PROVIDED INFORMATION ->
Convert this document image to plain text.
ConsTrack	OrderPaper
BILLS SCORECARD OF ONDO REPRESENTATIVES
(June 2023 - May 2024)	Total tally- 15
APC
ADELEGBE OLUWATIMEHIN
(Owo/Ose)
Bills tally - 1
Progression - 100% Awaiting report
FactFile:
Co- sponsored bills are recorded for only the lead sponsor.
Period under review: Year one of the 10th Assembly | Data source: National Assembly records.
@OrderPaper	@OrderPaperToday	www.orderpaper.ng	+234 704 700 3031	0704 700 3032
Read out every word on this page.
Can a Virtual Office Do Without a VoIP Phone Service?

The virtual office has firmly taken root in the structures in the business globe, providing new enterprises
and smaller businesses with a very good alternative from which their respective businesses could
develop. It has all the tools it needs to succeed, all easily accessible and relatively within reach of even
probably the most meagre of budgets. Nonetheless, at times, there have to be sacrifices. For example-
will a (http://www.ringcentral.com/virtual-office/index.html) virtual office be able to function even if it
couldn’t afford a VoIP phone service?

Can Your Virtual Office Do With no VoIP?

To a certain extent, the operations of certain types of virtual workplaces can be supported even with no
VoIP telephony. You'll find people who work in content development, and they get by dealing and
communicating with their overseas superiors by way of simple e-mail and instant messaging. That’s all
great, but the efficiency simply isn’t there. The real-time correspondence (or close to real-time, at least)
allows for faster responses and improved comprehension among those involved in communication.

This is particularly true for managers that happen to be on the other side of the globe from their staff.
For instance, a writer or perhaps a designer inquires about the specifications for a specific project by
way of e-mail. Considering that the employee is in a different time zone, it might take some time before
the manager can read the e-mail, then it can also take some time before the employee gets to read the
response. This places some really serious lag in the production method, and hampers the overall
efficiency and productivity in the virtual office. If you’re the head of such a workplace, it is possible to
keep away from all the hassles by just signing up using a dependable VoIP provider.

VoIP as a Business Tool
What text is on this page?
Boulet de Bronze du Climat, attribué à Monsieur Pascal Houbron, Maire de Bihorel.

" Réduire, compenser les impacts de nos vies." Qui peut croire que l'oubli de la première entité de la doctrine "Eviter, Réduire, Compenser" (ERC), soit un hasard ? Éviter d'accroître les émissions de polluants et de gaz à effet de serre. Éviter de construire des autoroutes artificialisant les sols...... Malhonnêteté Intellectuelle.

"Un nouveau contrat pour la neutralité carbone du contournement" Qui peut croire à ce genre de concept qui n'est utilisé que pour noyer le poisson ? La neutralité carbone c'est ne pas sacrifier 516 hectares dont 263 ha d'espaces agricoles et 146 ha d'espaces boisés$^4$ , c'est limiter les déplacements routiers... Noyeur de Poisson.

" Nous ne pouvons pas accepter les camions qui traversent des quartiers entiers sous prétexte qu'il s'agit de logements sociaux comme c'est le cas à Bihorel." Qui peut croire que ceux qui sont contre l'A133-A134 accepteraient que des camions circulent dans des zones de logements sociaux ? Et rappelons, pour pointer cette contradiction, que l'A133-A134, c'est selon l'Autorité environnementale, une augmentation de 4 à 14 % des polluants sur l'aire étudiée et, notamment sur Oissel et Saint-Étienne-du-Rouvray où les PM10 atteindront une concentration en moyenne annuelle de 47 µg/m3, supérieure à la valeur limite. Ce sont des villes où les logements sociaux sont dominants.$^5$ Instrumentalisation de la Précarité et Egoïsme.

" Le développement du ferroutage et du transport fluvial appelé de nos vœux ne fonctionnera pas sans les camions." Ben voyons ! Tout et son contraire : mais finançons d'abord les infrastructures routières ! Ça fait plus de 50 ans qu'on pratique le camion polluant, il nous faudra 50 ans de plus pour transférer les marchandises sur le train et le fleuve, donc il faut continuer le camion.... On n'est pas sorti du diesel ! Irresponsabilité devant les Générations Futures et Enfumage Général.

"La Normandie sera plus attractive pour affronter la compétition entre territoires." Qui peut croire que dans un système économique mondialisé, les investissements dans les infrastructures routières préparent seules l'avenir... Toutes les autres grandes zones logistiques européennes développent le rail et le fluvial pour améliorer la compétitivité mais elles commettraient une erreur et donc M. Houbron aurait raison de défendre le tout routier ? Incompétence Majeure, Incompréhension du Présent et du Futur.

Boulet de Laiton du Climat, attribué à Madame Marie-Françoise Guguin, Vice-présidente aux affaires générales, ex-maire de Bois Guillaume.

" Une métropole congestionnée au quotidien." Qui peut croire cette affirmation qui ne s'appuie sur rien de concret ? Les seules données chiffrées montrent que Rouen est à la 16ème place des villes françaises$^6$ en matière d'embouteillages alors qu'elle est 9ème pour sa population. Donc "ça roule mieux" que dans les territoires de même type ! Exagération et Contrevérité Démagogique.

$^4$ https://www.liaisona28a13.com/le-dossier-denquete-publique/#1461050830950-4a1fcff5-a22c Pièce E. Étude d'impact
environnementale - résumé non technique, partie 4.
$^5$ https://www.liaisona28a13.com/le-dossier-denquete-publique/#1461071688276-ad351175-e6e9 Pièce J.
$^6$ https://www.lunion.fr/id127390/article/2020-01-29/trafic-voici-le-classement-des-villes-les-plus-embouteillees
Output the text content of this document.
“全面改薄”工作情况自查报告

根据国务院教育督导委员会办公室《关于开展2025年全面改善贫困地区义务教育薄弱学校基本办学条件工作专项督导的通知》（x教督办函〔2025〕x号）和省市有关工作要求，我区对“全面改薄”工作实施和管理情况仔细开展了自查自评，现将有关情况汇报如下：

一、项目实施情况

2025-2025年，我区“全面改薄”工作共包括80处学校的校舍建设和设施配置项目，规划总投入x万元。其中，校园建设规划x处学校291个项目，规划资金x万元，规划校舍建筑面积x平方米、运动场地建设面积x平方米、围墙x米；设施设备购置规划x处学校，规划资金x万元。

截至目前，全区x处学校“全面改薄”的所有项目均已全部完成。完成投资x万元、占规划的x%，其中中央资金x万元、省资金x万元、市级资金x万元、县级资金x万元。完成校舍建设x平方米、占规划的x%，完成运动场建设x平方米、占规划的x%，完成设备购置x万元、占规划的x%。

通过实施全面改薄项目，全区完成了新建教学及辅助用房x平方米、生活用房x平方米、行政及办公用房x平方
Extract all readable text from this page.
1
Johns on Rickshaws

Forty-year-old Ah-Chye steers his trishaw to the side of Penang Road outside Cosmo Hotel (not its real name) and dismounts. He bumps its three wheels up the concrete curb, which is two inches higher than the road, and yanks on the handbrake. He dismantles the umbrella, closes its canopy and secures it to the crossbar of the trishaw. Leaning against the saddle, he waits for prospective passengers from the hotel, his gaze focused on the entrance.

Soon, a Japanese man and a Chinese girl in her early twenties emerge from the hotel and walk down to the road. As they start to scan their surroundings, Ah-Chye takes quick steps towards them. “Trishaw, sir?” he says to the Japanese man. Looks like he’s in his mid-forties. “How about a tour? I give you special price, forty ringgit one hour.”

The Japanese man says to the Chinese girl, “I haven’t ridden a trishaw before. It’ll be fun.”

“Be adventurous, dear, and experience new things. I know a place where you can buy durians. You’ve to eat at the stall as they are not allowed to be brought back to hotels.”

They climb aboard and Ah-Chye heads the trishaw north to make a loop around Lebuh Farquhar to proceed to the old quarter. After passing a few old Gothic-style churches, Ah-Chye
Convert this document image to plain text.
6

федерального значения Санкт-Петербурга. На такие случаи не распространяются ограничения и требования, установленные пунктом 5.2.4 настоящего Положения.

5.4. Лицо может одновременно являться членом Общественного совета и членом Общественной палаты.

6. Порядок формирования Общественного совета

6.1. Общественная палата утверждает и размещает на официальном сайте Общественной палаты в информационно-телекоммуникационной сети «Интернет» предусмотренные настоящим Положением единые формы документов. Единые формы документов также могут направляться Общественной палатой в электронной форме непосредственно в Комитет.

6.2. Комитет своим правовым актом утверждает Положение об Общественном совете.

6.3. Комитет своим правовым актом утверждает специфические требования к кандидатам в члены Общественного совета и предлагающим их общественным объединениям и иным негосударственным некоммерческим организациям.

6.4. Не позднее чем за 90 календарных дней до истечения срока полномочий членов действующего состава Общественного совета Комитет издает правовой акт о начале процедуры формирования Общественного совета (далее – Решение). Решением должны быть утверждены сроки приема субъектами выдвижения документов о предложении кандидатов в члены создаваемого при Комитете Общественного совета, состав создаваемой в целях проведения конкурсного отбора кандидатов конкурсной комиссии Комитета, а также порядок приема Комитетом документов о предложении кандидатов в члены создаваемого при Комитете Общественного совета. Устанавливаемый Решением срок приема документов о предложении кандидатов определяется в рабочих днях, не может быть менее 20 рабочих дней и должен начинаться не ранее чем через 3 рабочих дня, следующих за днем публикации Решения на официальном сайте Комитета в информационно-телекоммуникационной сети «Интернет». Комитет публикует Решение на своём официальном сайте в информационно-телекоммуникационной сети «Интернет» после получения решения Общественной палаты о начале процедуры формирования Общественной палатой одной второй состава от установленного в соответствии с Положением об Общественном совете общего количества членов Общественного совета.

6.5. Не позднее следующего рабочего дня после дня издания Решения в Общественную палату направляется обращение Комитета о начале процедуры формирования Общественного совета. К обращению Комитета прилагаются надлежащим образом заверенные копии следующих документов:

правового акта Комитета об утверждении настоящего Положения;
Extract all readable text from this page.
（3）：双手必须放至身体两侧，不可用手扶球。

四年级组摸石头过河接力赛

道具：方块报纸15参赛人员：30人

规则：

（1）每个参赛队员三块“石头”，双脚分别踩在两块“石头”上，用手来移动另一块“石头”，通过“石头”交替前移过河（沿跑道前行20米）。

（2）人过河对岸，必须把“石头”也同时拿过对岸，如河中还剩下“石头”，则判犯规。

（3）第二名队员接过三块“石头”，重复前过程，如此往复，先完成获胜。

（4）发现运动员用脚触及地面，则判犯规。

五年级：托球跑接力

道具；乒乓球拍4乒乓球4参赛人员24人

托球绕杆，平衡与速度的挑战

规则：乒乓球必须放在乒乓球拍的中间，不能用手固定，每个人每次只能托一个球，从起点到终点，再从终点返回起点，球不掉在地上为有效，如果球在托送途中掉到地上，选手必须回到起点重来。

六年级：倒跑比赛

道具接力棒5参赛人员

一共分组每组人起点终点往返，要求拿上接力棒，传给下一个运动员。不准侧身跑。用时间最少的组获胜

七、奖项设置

THE PROBLEM ->
Give nothing but the count of lines in the listing above that hold the string "Pièce".

WRITTEN ANSWER ->
2